- What is needed -
Your job is to retype all of the data word for word, leaving every image out.

- Recorded data -
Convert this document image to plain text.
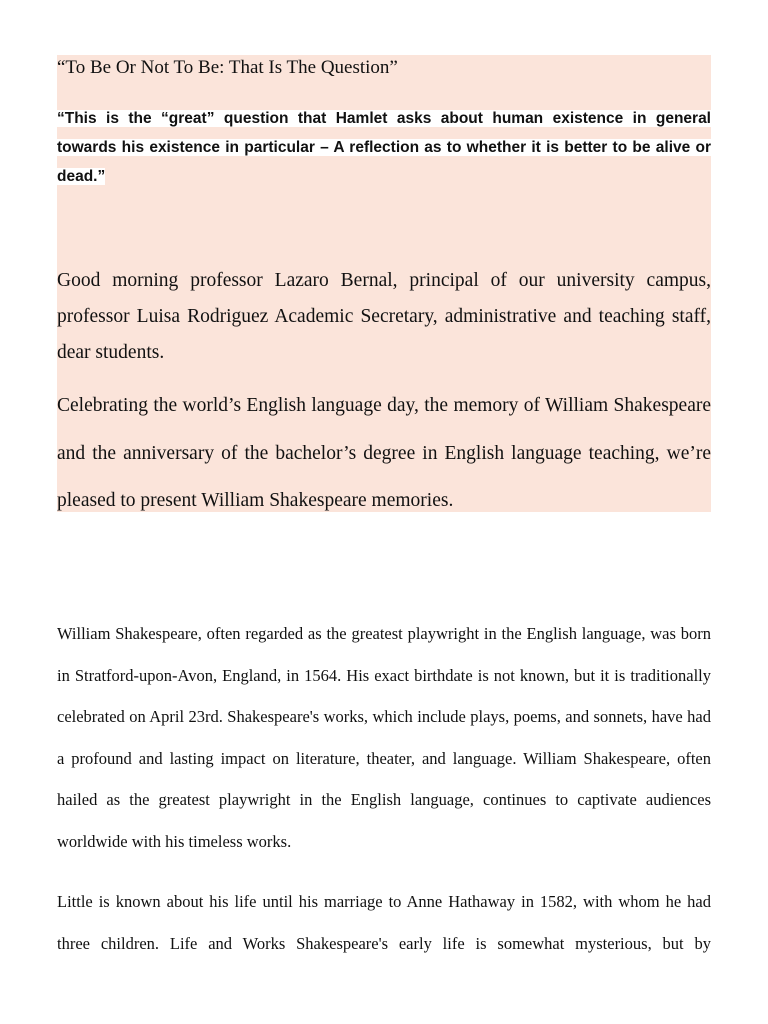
“To Be Or Not To Be: That Is The Question”

“This is the “great” question that Hamlet asks about human existence in general towards his existence in particular – A reflection as to whether it is better to be alive or dead.”

Good morning professor Lazaro Bernal, principal of our university campus, professor Luisa Rodriguez Academic Secretary, administrative and teaching staff, dear students.

Celebrating the world’s English language day, the memory of William Shakespeare and the anniversary of the bachelor’s degree in English language teaching, we’re pleased to present William Shakespeare memories.

William Shakespeare, often regarded as the greatest playwright in the English language, was born in Stratford-upon-Avon, England, in 1564. His exact birthdate is not known, but it is traditionally celebrated on April 23rd. Shakespeare's works, which include plays, poems, and sonnets, have had a profound and lasting impact on literature, theater, and language. William Shakespeare, often hailed as the greatest playwright in the English language, continues to captivate audiences worldwide with his timeless works.

Little is known about his life until his marriage to Anne Hathaway in 1582, with whom he had three children. Life and Works Shakespeare's early life is somewhat mysterious, but by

- Expected answer -
Convert this document image to plain text.
“To Be Or Not To Be: That Is The Question”

“This is the “great” question that Hamlet asks about human existence in general towards his existence in particular – A reflection as to whether it is better to be alive or dead.”

Good morning professor Lazaro Bernal, principal of our university campus, professor Luisa Rodriguez Academic Secretary, administrative and teaching staff, dear students.

Celebrating the world’s English language day, the memory of William Shakespeare and the anniversary of the bachelor’s degree in English language teaching, we’re pleased to present William Shakespeare memories.

William Shakespeare, often regarded as the greatest playwright in the English language, was born in Stratford-upon-Avon, England, in 1564. His exact birthdate is not known, but it is traditionally celebrated on April 23rd. Shakespeare's works, which include plays, poems, and sonnets, have had a profound and lasting impact on literature, theater, and language. William Shakespeare, often hailed as the greatest playwright in the English language, continues to captivate audiences worldwide with his timeless works.

Little is known about his life until his marriage to Anne Hathaway in 1582, with whom he had three children. Life and Works Shakespeare's early life is somewhat mysterious, but by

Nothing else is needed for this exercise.